Job: Render every entry exactly as it appears.
** Start Excerpted records **
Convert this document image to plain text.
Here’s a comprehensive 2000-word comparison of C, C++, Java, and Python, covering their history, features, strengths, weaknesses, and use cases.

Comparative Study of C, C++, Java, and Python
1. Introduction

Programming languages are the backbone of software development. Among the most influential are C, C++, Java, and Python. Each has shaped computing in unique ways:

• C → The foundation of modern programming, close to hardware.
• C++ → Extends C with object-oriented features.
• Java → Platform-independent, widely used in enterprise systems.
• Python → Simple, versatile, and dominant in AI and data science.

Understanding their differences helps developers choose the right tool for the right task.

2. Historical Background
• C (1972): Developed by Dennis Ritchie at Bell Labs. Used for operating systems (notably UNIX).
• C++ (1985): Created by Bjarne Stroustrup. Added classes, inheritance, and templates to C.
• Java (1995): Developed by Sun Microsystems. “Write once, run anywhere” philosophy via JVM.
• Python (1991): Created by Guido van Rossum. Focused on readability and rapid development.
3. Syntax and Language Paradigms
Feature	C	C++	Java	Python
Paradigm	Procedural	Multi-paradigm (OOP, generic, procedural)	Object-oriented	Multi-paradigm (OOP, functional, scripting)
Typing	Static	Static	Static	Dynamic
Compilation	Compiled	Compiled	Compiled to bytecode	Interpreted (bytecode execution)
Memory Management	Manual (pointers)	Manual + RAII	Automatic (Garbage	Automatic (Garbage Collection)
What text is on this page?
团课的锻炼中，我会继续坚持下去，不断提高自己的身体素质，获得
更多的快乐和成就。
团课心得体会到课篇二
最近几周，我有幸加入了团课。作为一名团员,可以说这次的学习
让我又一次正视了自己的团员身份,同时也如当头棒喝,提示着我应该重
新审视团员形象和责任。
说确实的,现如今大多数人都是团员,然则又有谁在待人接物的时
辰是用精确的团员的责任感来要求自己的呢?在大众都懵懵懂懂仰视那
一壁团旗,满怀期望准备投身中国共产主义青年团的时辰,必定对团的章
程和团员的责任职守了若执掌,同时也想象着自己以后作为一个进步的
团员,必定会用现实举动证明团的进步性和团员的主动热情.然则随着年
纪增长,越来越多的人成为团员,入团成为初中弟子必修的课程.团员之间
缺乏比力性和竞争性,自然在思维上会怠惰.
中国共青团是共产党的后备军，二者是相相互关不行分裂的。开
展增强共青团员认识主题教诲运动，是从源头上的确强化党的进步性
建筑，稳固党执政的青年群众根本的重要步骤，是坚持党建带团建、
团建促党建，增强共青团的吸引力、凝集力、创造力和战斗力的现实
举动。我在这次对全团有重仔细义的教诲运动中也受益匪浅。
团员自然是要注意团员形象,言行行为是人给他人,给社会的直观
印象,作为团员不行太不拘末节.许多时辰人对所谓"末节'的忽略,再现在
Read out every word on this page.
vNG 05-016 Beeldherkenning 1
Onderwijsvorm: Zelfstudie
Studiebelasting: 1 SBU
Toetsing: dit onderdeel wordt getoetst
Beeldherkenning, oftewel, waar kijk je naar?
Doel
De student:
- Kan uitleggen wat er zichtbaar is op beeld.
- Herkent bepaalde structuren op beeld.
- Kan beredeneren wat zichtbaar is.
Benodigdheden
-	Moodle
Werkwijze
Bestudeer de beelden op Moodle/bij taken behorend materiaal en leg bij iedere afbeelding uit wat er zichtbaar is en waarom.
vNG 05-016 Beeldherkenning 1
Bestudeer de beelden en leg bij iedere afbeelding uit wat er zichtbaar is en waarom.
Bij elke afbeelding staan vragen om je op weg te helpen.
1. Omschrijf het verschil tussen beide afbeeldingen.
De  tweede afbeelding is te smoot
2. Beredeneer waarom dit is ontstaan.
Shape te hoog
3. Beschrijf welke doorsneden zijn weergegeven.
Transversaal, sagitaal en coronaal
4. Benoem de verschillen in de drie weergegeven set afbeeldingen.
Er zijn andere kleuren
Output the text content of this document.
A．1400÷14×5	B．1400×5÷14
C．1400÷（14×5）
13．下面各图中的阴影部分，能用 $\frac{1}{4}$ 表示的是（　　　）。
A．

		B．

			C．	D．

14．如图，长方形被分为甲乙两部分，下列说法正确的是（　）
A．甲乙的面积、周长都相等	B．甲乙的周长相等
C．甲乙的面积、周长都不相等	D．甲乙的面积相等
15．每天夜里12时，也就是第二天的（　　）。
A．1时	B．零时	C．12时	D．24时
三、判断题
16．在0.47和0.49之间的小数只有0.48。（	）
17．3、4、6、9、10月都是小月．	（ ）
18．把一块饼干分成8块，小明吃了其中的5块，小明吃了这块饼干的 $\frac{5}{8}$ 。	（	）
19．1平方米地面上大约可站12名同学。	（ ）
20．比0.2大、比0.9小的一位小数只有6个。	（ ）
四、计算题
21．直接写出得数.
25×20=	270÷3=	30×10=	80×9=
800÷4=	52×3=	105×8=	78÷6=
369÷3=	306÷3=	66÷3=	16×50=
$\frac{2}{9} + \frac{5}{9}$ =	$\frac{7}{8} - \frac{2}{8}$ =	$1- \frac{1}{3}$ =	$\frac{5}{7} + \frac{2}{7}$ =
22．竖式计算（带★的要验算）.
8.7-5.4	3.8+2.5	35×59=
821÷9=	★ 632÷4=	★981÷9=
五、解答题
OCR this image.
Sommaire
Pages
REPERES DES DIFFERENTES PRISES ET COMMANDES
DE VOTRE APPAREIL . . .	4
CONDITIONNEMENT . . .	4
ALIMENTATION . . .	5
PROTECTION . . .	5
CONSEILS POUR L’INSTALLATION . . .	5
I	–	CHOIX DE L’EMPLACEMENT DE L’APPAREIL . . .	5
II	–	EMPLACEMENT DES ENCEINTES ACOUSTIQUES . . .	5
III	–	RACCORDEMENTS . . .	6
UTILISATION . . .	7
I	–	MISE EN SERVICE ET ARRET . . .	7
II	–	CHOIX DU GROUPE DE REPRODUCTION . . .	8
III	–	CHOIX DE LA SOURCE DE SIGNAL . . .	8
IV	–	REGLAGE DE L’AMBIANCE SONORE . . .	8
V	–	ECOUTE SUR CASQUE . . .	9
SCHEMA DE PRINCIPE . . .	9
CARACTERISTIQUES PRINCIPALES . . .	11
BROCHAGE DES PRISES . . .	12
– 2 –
** End Excerpted records **
Final result:
Convert this document image to plain text.
Here’s a comprehensive 2000-word comparison of C, C++, Java, and Python, covering their history, features, strengths, weaknesses, and use cases.

Comparative Study of C, C++, Java, and Python
1. Introduction

Programming languages are the backbone of software development. Among the most influential are C, C++, Java, and Python. Each has shaped computing in unique ways:

• C → The foundation of modern programming, close to hardware.
• C++ → Extends C with object-oriented features.
• Java → Platform-independent, widely used in enterprise systems.
• Python → Simple, versatile, and dominant in AI and data science.

Understanding their differences helps developers choose the right tool for the right task.

2. Historical Background
• C (1972): Developed by Dennis Ritchie at Bell Labs. Used for operating systems (notably UNIX).
• C++ (1985): Created by Bjarne Stroustrup. Added classes, inheritance, and templates to C.
• Java (1995): Developed by Sun Microsystems. “Write once, run anywhere” philosophy via JVM.
• Python (1991): Created by Guido van Rossum. Focused on readability and rapid development.
3. Syntax and Language Paradigms
Feature	C	C++	Java	Python
Paradigm	Procedural	Multi-paradigm (OOP, generic, procedural)	Object-oriented	Multi-paradigm (OOP, functional, scripting)
Typing	Static	Static	Static	Dynamic
Compilation	Compiled	Compiled	Compiled to bytecode	Interpreted (bytecode execution)
Memory Management	Manual (pointers)	Manual + RAII	Automatic (Garbage	Automatic (Garbage Collection)
What text is on this page?
团课的锻炼中，我会继续坚持下去，不断提高自己的身体素质，获得
更多的快乐和成就。
团课心得体会到课篇二
最近几周，我有幸加入了团课。作为一名团员,可以说这次的学习
让我又一次正视了自己的团员身份,同时也如当头棒喝,提示着我应该重
新审视团员形象和责任。
说确实的,现如今大多数人都是团员,然则又有谁在待人接物的时
辰是用精确的团员的责任感来要求自己的呢?在大众都懵懵懂懂仰视那
一壁团旗,满怀期望准备投身中国共产主义青年团的时辰,必定对团的章
程和团员的责任职守了若执掌,同时也想象着自己以后作为一个进步的
团员,必定会用现实举动证明团的进步性和团员的主动热情.然则随着年
纪增长,越来越多的人成为团员,入团成为初中弟子必修的课程.团员之间
缺乏比力性和竞争性,自然在思维上会怠惰.
中国共青团是共产党的后备军，二者是相相互关不行分裂的。开
展增强共青团员认识主题教诲运动，是从源头上的确强化党的进步性
建筑，稳固党执政的青年群众根本的重要步骤，是坚持党建带团建、
团建促党建，增强共青团的吸引力、凝集力、创造力和战斗力的现实
举动。我在这次对全团有重仔细义的教诲运动中也受益匪浅。
团员自然是要注意团员形象,言行行为是人给他人,给社会的直观
印象,作为团员不行太不拘末节.许多时辰人对所谓"末节'的忽略,再现在
Read out every word on this page.
vNG 05-016 Beeldherkenning 1
Onderwijsvorm: Zelfstudie
Studiebelasting: 1 SBU
Toetsing: dit onderdeel wordt getoetst
Beeldherkenning, oftewel, waar kijk je naar?
Doel
De student:
- Kan uitleggen wat er zichtbaar is op beeld.
- Herkent bepaalde structuren op beeld.
- Kan beredeneren wat zichtbaar is.
Benodigdheden
-	Moodle
Werkwijze
Bestudeer de beelden op Moodle/bij taken behorend materiaal en leg bij iedere afbeelding uit wat er zichtbaar is en waarom.
vNG 05-016 Beeldherkenning 1
Bestudeer de beelden en leg bij iedere afbeelding uit wat er zichtbaar is en waarom.
Bij elke afbeelding staan vragen om je op weg te helpen.
1. Omschrijf het verschil tussen beide afbeeldingen.
De  tweede afbeelding is te smoot
2. Beredeneer waarom dit is ontstaan.
Shape te hoog
3. Beschrijf welke doorsneden zijn weergegeven.
Transversaal, sagitaal en coronaal
4. Benoem de verschillen in de drie weergegeven set afbeeldingen.
Er zijn andere kleuren
Output the text content of this document.
A．1400÷14×5	B．1400×5÷14
C．1400÷（14×5）
13．下面各图中的阴影部分，能用 $\frac{1}{4}$ 表示的是（　　　）。
A．

		B．

			C．	D．

14．如图，长方形被分为甲乙两部分，下列说法正确的是（　）
A．甲乙的面积、周长都相等	B．甲乙的周长相等
C．甲乙的面积、周长都不相等	D．甲乙的面积相等
15．每天夜里12时，也就是第二天的（　　）。
A．1时	B．零时	C．12时	D．24时
三、判断题
16．在0.47和0.49之间的小数只有0.48。（	）
17．3、4、6、9、10月都是小月．	（ ）
18．把一块饼干分成8块，小明吃了其中的5块，小明吃了这块饼干的 $\frac{5}{8}$ 。	（	）
19．1平方米地面上大约可站12名同学。	（ ）
20．比0.2大、比0.9小的一位小数只有6个。	（ ）
四、计算题
21．直接写出得数.
25×20=	270÷3=	30×10=	80×9=
800÷4=	52×3=	105×8=	78÷6=
369÷3=	306÷3=	66÷3=	16×50=
$\frac{2}{9} + \frac{5}{9}$ =	$\frac{7}{8} - \frac{2}{8}$ =	$1- \frac{1}{3}$ =	$\frac{5}{7} + \frac{2}{7}$ =
22．竖式计算（带★的要验算）.
8.7-5.4	3.8+2.5	35×59=
821÷9=	★ 632÷4=	★981÷9=
五、解答题
OCR this image.
Sommaire
Pages
REPERES DES DIFFERENTES PRISES ET COMMANDES
DE VOTRE APPAREIL . . .	4
CONDITIONNEMENT . . .	4
ALIMENTATION . . .	5
PROTECTION . . .	5
CONSEILS POUR L’INSTALLATION . . .	5
I	–	CHOIX DE L’EMPLACEMENT DE L’APPAREIL . . .	5
II	–	EMPLACEMENT DES ENCEINTES ACOUSTIQUES . . .	5
III	–	RACCORDEMENTS . . .	6
UTILISATION . . .	7
I	–	MISE EN SERVICE ET ARRET . . .	7
II	–	CHOIX DU GROUPE DE REPRODUCTION . . .	8
III	–	CHOIX DE LA SOURCE DE SIGNAL . . .	8
IV	–	REGLAGE DE L’AMBIANCE SONORE . . .	8
V	–	ECOUTE SUR CASQUE . . .	9
SCHEMA DE PRINCIPE . . .	9
CARACTERISTIQUES PRINCIPALES . . .	11
BROCHAGE DES PRISES . . .	12
– 2 –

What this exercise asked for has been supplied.